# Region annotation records
------
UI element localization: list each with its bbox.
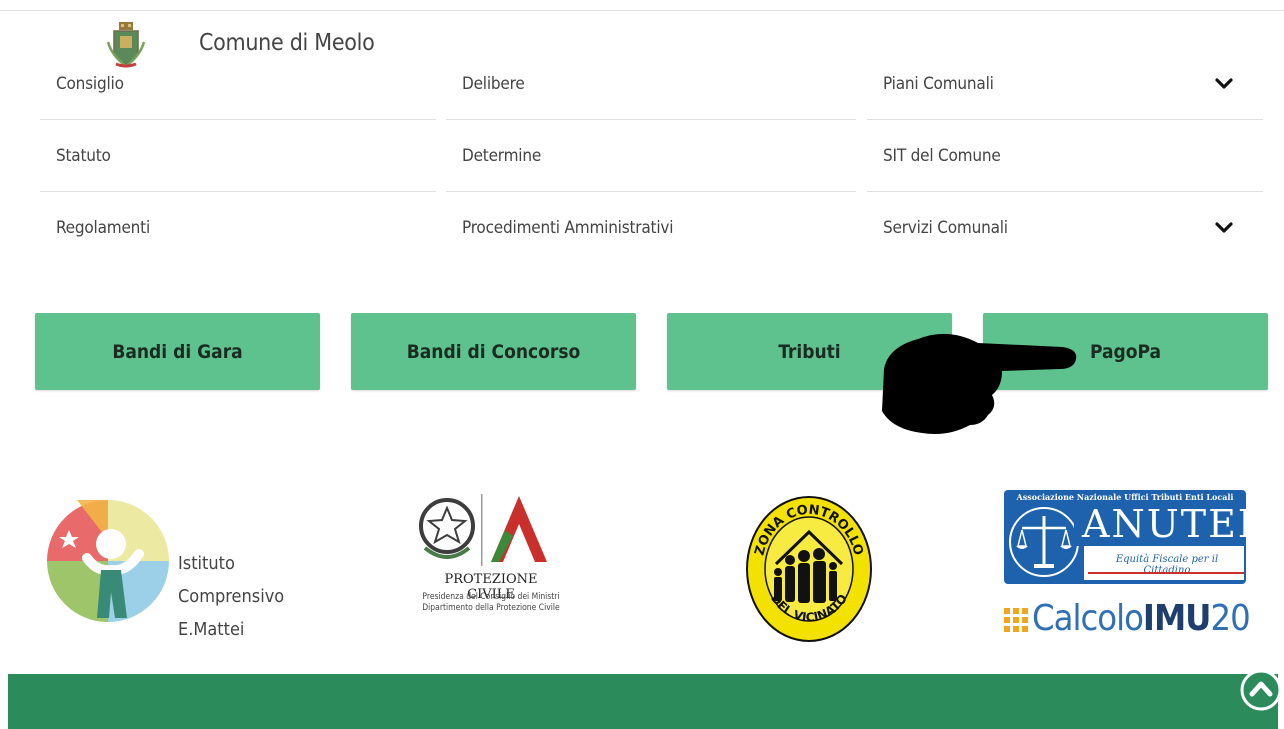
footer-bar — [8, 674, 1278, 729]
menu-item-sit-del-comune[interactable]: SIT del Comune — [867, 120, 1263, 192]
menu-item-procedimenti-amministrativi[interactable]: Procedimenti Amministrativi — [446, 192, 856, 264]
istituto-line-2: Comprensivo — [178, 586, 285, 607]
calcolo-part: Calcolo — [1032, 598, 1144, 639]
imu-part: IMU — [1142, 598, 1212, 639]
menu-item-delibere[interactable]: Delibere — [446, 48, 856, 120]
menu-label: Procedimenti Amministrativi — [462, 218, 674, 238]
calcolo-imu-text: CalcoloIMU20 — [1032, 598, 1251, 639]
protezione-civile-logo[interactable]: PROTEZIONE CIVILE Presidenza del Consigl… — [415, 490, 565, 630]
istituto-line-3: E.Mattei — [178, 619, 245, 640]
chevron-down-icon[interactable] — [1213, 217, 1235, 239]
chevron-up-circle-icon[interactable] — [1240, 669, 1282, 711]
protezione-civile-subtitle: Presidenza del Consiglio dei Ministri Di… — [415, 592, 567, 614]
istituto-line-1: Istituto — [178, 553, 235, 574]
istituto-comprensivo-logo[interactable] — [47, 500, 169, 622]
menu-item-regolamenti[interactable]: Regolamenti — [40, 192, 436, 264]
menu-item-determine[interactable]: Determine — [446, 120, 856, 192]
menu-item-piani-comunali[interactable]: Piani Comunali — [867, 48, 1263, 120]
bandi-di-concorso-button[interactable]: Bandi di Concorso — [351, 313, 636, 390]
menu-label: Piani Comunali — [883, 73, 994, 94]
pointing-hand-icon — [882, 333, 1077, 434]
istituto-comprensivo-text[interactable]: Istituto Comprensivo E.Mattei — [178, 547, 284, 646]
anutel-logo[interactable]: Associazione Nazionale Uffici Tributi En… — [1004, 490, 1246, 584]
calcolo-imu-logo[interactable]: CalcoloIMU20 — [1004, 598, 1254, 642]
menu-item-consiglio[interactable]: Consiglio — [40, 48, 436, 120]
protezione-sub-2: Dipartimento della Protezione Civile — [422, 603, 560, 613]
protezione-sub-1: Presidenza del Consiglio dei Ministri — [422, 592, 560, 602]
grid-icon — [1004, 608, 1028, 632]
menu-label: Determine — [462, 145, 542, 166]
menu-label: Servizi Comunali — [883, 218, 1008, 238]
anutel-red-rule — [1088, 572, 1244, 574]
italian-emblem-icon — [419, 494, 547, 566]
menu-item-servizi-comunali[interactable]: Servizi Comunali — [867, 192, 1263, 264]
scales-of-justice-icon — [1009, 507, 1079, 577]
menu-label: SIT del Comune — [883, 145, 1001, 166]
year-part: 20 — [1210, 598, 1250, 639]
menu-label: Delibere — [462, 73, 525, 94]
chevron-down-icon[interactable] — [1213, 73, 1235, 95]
------
Tally the lines of the listing above that contain the string "logo", with case counting, and give only the number.

4